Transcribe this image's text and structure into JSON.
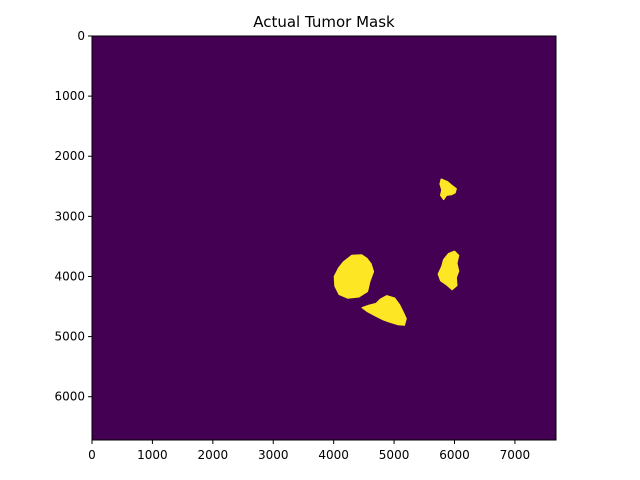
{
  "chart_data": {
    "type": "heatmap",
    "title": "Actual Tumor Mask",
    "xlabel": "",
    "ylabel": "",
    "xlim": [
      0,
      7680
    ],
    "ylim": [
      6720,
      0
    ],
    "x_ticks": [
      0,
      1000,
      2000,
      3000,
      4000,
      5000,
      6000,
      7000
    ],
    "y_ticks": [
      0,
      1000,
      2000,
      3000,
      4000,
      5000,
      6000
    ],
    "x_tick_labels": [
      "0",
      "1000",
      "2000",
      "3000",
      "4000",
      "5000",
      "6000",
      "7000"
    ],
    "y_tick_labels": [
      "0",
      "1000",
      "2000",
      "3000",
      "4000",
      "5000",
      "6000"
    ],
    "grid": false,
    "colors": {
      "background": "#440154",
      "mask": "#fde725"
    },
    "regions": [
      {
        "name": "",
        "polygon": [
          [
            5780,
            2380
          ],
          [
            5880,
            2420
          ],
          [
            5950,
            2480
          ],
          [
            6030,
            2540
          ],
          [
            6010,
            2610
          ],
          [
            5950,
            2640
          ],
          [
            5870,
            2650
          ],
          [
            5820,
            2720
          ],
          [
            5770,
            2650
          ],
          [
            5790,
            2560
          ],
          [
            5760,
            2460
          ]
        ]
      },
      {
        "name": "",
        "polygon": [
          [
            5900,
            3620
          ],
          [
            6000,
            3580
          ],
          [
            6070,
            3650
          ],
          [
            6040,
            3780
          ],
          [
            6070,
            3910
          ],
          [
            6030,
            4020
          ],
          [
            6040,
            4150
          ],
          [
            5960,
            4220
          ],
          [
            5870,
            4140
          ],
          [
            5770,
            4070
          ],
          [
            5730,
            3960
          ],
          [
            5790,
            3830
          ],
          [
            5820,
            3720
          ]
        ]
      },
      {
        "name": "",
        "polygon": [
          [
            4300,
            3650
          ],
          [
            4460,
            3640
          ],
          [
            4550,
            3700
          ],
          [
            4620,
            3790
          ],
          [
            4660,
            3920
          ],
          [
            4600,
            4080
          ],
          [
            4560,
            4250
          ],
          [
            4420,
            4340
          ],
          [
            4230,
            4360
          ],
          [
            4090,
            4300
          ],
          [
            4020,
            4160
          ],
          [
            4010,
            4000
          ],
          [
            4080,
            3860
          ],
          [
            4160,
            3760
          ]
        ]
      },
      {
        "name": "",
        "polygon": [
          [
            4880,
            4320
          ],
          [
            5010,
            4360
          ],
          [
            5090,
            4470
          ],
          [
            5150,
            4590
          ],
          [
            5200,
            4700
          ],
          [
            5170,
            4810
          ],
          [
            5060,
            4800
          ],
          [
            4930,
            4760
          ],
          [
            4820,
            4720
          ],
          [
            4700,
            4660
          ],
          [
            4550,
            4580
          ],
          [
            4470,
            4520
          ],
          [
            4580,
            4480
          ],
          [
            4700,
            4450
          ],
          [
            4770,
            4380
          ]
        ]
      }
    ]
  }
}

...

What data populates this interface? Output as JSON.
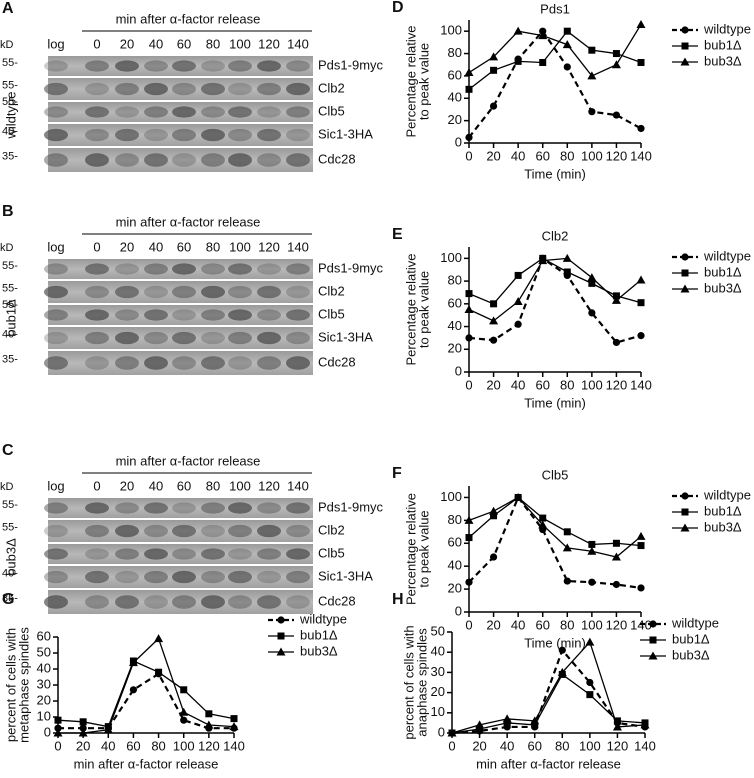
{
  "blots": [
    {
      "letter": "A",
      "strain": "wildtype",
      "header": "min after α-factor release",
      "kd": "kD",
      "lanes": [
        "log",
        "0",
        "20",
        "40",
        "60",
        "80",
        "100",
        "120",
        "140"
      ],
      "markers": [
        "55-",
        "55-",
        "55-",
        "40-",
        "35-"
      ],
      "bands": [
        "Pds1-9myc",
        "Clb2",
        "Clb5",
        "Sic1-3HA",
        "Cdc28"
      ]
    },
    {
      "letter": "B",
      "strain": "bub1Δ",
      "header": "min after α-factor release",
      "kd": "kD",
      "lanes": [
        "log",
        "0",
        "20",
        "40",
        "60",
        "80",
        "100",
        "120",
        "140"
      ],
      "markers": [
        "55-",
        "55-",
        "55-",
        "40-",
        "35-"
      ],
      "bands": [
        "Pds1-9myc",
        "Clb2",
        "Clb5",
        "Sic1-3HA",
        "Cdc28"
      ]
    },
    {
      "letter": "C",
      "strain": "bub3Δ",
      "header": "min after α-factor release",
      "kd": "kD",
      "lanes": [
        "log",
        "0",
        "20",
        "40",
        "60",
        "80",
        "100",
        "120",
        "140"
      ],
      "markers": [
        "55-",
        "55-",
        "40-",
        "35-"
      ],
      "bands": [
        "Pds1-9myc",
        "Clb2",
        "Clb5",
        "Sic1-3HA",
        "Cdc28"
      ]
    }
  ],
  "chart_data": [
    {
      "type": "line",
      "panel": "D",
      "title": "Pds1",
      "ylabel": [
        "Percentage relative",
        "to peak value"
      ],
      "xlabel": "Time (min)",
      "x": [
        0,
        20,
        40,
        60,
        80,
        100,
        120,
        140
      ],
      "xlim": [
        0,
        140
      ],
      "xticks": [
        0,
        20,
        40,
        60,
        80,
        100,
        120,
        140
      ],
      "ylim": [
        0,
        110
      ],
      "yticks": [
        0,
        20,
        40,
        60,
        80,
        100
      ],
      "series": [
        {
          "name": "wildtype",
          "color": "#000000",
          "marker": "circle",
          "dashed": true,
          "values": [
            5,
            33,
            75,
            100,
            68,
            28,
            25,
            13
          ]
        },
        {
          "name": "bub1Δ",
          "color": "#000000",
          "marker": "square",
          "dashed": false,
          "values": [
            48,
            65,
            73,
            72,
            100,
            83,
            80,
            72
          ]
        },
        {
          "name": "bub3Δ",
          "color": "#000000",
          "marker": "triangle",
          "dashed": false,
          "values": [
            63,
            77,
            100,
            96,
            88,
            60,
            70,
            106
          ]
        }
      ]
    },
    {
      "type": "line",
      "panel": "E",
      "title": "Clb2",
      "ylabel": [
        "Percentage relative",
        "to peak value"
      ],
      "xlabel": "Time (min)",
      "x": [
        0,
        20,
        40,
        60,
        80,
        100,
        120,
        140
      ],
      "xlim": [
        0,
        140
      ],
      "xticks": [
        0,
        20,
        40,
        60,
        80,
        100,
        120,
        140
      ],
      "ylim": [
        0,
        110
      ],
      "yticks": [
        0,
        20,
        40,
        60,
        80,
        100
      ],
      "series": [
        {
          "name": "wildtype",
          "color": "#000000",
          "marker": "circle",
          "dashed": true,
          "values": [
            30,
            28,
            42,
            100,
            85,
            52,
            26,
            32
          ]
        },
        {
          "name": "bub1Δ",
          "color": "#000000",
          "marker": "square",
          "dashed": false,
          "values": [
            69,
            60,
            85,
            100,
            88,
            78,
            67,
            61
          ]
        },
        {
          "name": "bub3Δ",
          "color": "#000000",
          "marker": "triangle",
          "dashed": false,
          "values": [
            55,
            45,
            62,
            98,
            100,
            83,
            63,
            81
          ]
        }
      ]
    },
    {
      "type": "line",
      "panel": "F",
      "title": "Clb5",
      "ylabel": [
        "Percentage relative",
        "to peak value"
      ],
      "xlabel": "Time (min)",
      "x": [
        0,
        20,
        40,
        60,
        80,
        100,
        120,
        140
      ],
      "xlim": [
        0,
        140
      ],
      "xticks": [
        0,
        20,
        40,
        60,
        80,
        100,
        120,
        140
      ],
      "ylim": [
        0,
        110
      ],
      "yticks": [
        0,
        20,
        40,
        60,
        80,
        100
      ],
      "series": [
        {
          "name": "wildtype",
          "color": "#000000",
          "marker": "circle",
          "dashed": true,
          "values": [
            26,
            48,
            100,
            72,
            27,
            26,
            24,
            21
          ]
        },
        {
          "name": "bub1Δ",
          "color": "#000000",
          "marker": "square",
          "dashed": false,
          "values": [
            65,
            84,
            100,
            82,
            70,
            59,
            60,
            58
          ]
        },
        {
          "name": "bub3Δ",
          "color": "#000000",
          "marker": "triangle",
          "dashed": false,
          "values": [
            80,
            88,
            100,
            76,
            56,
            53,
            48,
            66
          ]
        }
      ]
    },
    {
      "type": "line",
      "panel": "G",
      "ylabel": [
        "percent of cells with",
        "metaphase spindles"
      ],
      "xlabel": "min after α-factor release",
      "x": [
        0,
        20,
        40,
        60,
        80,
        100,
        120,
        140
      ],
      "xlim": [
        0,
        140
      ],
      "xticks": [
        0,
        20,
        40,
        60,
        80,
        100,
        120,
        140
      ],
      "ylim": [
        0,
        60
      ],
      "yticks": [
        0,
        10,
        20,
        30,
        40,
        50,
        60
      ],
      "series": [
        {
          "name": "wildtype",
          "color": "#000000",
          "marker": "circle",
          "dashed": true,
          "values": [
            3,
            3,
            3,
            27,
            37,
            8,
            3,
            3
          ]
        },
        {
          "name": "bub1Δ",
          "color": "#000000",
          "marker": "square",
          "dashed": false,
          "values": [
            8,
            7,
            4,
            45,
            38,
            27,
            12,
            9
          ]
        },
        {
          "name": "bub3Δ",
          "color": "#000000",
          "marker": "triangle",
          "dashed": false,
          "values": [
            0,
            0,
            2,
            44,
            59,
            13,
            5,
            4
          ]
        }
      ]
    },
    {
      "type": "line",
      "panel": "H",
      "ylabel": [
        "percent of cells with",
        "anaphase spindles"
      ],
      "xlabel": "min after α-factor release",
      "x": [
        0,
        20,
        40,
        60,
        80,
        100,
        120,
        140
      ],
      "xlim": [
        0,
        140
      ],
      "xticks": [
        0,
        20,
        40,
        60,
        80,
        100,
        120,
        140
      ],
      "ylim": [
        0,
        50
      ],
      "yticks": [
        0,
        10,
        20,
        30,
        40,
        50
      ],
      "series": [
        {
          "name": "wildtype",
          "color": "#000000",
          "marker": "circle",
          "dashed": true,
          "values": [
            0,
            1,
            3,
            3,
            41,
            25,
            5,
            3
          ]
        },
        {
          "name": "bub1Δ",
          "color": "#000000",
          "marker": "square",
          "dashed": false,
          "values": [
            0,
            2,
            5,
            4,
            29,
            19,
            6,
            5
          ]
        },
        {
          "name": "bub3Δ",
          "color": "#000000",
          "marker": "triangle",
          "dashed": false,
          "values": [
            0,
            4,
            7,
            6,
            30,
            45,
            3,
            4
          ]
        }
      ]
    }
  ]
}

---

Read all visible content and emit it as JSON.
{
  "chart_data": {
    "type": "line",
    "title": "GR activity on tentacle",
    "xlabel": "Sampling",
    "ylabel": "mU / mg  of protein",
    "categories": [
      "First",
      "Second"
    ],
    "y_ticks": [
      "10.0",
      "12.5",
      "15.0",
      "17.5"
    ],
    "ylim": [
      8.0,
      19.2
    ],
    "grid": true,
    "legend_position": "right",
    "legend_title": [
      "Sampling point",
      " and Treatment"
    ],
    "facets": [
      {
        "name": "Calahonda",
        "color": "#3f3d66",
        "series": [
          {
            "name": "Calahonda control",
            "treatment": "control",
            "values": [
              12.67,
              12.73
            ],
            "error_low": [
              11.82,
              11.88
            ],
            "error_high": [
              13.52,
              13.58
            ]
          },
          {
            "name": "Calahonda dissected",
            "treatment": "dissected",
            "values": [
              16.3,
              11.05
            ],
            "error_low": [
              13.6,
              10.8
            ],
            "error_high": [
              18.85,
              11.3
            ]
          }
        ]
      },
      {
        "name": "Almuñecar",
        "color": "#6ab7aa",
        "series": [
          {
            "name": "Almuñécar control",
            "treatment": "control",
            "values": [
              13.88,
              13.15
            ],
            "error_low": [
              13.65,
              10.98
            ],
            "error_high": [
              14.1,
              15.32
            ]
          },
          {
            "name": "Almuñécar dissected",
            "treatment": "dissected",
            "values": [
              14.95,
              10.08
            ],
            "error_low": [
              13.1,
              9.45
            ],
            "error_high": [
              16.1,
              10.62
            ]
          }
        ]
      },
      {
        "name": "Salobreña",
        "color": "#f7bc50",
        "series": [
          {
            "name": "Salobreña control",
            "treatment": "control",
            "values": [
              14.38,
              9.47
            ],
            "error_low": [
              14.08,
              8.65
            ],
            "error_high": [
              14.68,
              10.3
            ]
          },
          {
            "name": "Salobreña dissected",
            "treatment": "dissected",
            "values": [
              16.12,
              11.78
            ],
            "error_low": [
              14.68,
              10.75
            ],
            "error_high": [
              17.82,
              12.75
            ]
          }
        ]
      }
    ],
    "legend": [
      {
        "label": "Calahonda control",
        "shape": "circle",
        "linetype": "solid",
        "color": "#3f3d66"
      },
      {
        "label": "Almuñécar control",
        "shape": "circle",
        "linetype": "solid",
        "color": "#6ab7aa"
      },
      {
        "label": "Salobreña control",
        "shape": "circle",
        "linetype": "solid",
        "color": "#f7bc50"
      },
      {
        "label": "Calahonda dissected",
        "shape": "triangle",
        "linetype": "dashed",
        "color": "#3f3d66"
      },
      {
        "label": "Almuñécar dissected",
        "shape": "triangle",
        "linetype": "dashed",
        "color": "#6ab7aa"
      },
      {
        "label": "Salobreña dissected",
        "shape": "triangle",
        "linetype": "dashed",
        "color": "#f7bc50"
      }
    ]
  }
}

TASK DIRECTIONS:
What lines in the records above include the string "Calahonda"? Copy each one.

SOLUTION FOR THIS PROBLEM:
        "name": "Calahonda",
            "name": "Calahonda control",
            "name": "Calahonda dissected",
        "label": "Calahonda control",
        "label": "Calahonda dissected",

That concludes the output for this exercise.